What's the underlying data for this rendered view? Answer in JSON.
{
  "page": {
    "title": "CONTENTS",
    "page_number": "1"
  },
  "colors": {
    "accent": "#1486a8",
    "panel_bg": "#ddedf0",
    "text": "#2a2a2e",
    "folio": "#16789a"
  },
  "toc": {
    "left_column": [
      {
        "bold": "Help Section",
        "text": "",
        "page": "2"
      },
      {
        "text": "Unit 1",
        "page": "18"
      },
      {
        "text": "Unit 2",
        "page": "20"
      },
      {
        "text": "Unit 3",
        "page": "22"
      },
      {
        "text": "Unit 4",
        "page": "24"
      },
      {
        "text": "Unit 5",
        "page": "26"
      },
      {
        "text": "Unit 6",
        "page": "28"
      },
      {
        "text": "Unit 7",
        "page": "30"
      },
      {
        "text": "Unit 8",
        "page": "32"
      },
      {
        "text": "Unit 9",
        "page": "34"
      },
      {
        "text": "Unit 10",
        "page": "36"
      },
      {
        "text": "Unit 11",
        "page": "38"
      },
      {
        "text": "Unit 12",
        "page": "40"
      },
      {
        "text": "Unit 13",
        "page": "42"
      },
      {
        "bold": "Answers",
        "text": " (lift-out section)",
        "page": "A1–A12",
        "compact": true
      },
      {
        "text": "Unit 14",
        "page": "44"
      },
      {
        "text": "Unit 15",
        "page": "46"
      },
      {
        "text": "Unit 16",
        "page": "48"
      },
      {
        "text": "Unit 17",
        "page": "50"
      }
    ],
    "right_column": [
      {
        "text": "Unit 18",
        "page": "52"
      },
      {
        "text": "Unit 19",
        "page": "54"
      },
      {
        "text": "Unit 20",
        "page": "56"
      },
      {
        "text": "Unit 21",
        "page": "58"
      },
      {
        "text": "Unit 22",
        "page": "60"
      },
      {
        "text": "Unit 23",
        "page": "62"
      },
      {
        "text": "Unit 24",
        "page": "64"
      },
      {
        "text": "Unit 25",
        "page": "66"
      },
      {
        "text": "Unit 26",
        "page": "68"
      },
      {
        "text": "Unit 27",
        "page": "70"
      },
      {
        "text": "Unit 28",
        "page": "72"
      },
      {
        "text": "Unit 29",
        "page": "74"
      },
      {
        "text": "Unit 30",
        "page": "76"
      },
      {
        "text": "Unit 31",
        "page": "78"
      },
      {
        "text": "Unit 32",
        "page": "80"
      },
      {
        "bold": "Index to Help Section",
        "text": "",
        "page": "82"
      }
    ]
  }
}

[WRITTEN INSTRUCTION]
Using the listing above, locate the lines that hold "Help" and copy each one.

[RESPONSE FOR THIS EXERCISE]
        "bold": "Help Section",
        "bold": "Index to Help Section",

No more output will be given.